### BRIEF
List each line of the data that holds the string "стенка", please.

****************************************

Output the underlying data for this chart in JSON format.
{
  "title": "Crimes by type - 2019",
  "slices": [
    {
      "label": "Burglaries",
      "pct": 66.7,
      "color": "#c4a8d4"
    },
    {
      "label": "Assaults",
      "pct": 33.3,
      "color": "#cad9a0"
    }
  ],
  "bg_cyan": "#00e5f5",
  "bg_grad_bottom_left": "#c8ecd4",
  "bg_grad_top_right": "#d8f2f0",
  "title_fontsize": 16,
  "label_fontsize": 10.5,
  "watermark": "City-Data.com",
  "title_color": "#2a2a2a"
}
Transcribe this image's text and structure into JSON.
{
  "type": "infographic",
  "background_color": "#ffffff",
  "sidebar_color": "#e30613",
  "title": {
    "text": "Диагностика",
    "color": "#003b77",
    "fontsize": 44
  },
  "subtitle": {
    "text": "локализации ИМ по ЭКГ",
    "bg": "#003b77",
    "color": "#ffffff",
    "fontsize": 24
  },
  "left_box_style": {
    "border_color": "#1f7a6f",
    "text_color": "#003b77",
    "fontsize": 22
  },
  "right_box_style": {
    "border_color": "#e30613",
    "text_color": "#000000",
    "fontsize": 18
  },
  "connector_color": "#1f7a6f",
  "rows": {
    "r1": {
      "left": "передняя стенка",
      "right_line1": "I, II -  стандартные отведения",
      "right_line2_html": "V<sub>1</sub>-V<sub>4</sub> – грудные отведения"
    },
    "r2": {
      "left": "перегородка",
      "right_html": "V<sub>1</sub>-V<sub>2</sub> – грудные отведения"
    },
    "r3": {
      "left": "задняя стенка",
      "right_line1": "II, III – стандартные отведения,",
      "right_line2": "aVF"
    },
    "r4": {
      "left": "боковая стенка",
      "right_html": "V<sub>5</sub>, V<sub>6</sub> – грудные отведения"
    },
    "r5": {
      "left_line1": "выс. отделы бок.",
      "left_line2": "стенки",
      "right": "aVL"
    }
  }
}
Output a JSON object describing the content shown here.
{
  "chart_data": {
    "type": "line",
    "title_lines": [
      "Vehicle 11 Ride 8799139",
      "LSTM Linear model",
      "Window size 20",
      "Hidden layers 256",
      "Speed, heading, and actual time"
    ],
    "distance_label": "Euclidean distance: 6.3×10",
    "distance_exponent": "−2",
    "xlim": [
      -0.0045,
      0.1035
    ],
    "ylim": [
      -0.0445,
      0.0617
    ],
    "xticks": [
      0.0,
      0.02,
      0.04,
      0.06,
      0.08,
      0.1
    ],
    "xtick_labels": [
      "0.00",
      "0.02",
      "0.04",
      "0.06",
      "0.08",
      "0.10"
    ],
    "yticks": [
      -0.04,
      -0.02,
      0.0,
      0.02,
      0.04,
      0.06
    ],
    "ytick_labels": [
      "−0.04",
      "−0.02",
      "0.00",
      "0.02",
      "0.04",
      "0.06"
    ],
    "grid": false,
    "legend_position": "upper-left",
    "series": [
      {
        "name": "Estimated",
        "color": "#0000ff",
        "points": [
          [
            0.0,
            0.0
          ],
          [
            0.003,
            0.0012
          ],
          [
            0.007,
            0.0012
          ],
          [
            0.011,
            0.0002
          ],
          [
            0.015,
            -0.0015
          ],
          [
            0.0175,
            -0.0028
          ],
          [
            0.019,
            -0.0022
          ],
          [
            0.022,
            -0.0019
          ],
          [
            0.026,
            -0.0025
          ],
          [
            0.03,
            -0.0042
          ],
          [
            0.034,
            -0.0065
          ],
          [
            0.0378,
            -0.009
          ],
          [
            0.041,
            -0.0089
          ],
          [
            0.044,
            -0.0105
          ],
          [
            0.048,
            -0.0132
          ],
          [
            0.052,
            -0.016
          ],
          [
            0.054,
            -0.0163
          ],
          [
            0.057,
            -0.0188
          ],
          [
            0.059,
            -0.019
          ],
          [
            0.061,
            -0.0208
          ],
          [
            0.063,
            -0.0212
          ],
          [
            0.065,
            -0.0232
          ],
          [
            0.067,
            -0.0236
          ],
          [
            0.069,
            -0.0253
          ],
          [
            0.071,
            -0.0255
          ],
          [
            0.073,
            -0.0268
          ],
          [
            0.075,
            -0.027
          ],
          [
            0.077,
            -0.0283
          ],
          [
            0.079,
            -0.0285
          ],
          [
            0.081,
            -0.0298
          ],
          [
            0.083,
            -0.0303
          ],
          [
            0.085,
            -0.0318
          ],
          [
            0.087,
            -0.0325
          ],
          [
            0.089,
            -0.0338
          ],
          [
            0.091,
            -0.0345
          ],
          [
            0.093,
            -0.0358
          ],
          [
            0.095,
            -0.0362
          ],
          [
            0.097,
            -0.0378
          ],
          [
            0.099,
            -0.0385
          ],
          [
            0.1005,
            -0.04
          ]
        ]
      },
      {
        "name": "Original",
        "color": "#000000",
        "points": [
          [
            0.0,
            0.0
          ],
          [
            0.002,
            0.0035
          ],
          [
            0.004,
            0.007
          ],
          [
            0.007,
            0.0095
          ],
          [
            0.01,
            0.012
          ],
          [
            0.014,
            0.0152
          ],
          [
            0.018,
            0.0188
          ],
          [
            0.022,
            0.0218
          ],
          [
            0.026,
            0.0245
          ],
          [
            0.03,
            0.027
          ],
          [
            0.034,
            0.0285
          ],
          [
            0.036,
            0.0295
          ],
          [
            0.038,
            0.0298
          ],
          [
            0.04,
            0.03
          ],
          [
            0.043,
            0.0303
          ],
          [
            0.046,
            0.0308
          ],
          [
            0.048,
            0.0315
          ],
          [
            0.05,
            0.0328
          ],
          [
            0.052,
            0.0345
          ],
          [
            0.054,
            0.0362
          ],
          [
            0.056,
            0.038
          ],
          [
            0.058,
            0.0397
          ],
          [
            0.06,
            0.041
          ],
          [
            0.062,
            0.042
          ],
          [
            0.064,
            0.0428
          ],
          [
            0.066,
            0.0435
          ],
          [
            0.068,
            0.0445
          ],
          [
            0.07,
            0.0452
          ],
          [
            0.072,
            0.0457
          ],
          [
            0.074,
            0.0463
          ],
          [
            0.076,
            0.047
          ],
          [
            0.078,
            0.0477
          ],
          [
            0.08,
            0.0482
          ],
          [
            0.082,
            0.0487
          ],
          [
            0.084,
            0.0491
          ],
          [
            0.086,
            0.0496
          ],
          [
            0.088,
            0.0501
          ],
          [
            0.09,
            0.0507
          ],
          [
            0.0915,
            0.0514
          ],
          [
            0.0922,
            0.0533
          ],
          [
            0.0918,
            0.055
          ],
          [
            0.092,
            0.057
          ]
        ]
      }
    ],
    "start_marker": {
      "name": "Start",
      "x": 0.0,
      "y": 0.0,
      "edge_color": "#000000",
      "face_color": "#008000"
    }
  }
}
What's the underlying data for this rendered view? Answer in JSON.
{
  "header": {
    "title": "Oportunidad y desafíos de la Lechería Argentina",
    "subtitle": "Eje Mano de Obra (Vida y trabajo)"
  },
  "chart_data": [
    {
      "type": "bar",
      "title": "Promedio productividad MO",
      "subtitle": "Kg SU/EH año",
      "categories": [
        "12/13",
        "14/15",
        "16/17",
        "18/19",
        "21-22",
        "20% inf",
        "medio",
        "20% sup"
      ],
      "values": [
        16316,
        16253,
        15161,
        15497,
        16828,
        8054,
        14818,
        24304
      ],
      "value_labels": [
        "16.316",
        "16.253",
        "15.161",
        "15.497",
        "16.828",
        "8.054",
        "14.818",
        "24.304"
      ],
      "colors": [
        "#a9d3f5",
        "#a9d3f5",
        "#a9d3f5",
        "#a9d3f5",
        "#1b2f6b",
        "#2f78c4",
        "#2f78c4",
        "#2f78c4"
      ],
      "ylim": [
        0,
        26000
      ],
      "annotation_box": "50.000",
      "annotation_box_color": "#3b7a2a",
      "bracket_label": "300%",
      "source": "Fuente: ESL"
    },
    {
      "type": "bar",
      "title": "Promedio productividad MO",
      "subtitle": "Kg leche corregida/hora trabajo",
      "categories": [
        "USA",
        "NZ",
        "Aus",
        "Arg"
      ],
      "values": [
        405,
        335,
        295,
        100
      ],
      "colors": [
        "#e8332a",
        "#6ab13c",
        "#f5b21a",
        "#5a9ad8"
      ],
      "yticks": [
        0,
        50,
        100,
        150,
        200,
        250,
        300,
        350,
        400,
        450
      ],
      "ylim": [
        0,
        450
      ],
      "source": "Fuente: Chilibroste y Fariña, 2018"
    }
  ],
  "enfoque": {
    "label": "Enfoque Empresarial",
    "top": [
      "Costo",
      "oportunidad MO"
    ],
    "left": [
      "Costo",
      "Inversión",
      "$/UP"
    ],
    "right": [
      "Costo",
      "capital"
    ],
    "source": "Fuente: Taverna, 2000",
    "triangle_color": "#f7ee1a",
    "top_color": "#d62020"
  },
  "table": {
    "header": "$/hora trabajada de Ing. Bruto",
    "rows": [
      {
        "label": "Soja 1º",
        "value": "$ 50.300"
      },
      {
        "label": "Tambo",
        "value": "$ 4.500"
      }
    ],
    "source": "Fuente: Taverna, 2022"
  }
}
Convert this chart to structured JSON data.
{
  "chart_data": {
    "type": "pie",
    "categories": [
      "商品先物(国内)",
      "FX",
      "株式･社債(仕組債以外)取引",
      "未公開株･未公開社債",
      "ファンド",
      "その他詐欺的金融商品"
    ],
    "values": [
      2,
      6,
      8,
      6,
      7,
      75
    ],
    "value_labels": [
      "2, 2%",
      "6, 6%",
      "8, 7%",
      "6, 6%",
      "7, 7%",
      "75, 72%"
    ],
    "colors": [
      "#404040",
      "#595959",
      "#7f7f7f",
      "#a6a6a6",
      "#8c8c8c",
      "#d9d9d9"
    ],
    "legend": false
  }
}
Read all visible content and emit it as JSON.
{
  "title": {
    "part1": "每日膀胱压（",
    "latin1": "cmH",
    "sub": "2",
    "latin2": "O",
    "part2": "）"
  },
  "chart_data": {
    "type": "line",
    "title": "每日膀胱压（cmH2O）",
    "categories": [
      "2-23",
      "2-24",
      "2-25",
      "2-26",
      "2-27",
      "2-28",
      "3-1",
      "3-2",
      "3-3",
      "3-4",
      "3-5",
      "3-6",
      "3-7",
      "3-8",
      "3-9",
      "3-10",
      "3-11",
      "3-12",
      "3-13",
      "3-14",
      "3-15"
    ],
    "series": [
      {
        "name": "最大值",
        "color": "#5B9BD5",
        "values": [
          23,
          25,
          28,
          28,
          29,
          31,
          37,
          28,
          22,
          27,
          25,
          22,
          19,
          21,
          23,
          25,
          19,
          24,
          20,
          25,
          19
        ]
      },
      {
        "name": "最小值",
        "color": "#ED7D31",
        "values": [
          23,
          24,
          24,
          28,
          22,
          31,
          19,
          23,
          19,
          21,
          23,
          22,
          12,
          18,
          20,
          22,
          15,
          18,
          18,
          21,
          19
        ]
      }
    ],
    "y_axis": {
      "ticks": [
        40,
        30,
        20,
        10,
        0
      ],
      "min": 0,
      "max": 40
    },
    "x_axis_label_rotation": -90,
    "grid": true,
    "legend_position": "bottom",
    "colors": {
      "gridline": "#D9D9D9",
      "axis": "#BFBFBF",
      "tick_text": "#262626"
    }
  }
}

****************************************

### TASK RESPONSE
      "left": "передняя стенка",
      "left": "задняя стенка",
      "left": "боковая стенка",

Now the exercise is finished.